▸ Set problem
Below are entries to be transcribed exactly; exclude the pictures from the copy.

━━━ Given data ━━━

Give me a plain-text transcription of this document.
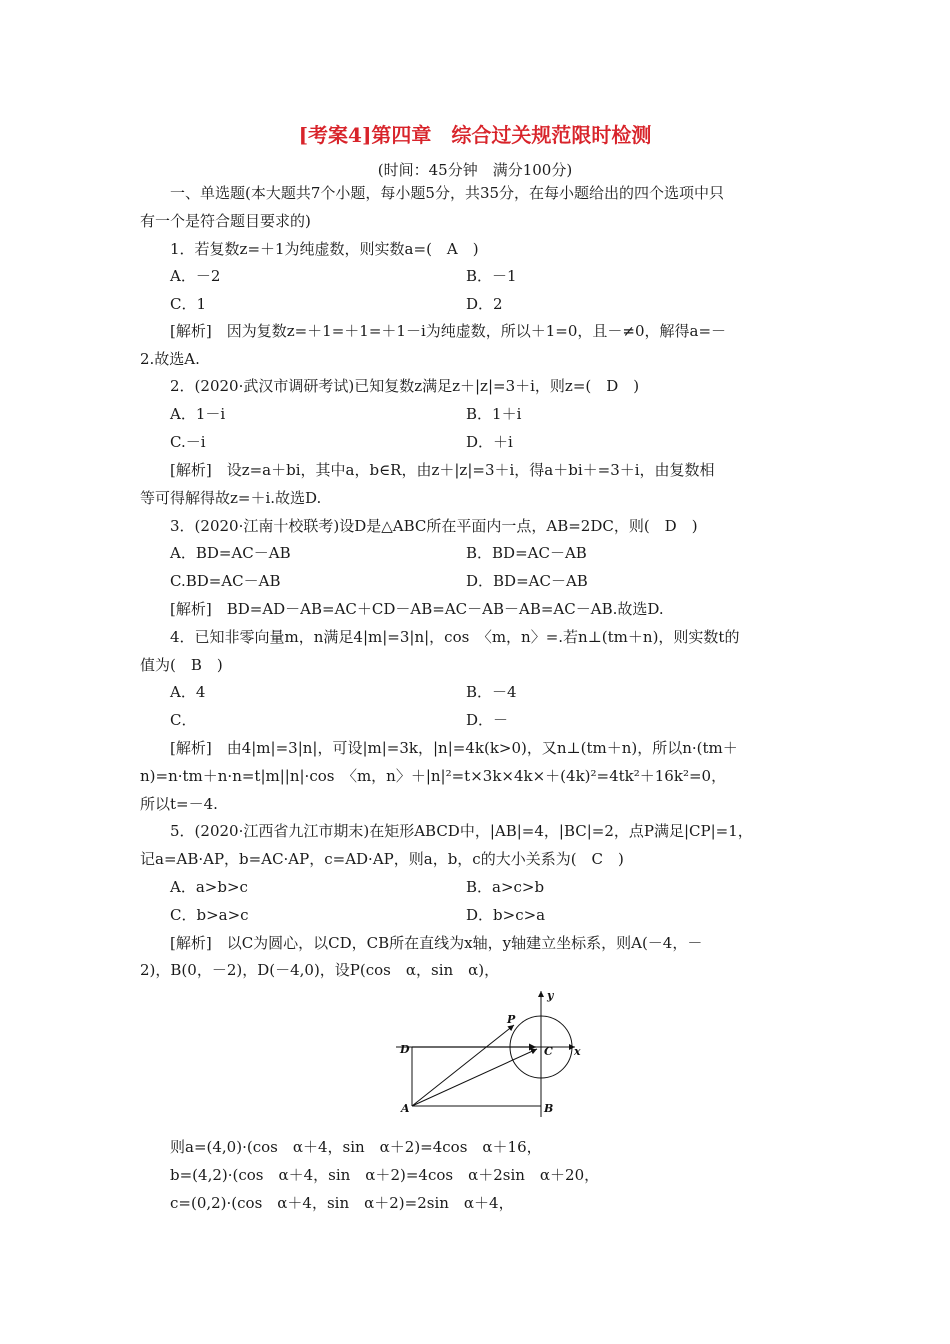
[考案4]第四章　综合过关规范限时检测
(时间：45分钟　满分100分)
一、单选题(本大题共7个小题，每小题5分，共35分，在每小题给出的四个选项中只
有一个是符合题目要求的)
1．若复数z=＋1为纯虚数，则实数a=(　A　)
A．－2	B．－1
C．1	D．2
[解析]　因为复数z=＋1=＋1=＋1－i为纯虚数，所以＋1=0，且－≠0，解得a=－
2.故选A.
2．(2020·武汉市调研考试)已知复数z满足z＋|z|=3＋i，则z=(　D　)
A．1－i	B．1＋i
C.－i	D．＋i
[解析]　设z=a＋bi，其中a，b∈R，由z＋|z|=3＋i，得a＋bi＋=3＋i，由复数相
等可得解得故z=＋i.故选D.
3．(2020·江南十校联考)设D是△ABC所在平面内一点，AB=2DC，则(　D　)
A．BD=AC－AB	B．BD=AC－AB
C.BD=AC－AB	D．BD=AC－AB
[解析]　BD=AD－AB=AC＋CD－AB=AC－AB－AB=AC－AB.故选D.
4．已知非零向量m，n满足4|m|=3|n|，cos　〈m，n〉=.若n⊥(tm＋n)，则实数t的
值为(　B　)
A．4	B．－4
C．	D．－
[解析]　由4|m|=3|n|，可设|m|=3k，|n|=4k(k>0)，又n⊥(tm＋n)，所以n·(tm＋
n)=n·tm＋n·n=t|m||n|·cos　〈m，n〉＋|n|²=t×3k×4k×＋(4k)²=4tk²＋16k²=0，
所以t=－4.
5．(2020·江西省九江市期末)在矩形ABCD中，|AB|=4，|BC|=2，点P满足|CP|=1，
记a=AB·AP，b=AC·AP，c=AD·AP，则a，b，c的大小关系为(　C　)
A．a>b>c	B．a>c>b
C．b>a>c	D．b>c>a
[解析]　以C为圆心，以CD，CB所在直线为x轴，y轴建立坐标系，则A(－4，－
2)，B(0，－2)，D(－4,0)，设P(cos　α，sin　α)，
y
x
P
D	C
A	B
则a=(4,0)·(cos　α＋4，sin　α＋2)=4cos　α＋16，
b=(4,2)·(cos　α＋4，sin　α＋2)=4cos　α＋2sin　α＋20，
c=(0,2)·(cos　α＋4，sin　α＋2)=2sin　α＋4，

━━━

▸ Full solution
Give me a plain-text transcription of this document.
[考案4]第四章　综合过关规范限时检测
(时间：45分钟　满分100分)
一、单选题(本大题共7个小题，每小题5分，共35分，在每小题给出的四个选项中只
有一个是符合题目要求的)
1．若复数z=＋1为纯虚数，则实数a=(　A　)
A．－2	B．－1
C．1	D．2
[解析]　因为复数z=＋1=＋1=＋1－i为纯虚数，所以＋1=0，且－≠0，解得a=－
2.故选A.
2．(2020·武汉市调研考试)已知复数z满足z＋|z|=3＋i，则z=(　D　)
A．1－i	B．1＋i
C.－i	D．＋i
[解析]　设z=a＋bi，其中a，b∈R，由z＋|z|=3＋i，得a＋bi＋=3＋i，由复数相
等可得解得故z=＋i.故选D.
3．(2020·江南十校联考)设D是△ABC所在平面内一点，AB=2DC，则(　D　)
A．BD=AC－AB	B．BD=AC－AB
C.BD=AC－AB	D．BD=AC－AB
[解析]　BD=AD－AB=AC＋CD－AB=AC－AB－AB=AC－AB.故选D.
4．已知非零向量m，n满足4|m|=3|n|，cos　〈m，n〉=.若n⊥(tm＋n)，则实数t的
值为(　B　)
A．4	B．－4
C．	D．－
[解析]　由4|m|=3|n|，可设|m|=3k，|n|=4k(k>0)，又n⊥(tm＋n)，所以n·(tm＋
n)=n·tm＋n·n=t|m||n|·cos　〈m，n〉＋|n|²=t×3k×4k×＋(4k)²=4tk²＋16k²=0，
所以t=－4.
5．(2020·江西省九江市期末)在矩形ABCD中，|AB|=4，|BC|=2，点P满足|CP|=1，
记a=AB·AP，b=AC·AP，c=AD·AP，则a，b，c的大小关系为(　C　)
A．a>b>c	B．a>c>b
C．b>a>c	D．b>c>a
[解析]　以C为圆心，以CD，CB所在直线为x轴，y轴建立坐标系，则A(－4，－
2)，B(0，－2)，D(－4,0)，设P(cos　α，sin　α)，
y
x
P
D	C
A	B
则a=(4,0)·(cos　α＋4，sin　α＋2)=4cos　α＋16，
b=(4,2)·(cos　α＋4，sin　α＋2)=4cos　α＋2sin　α＋20，
c=(0,2)·(cos　α＋4，sin　α＋2)=2sin　α＋4，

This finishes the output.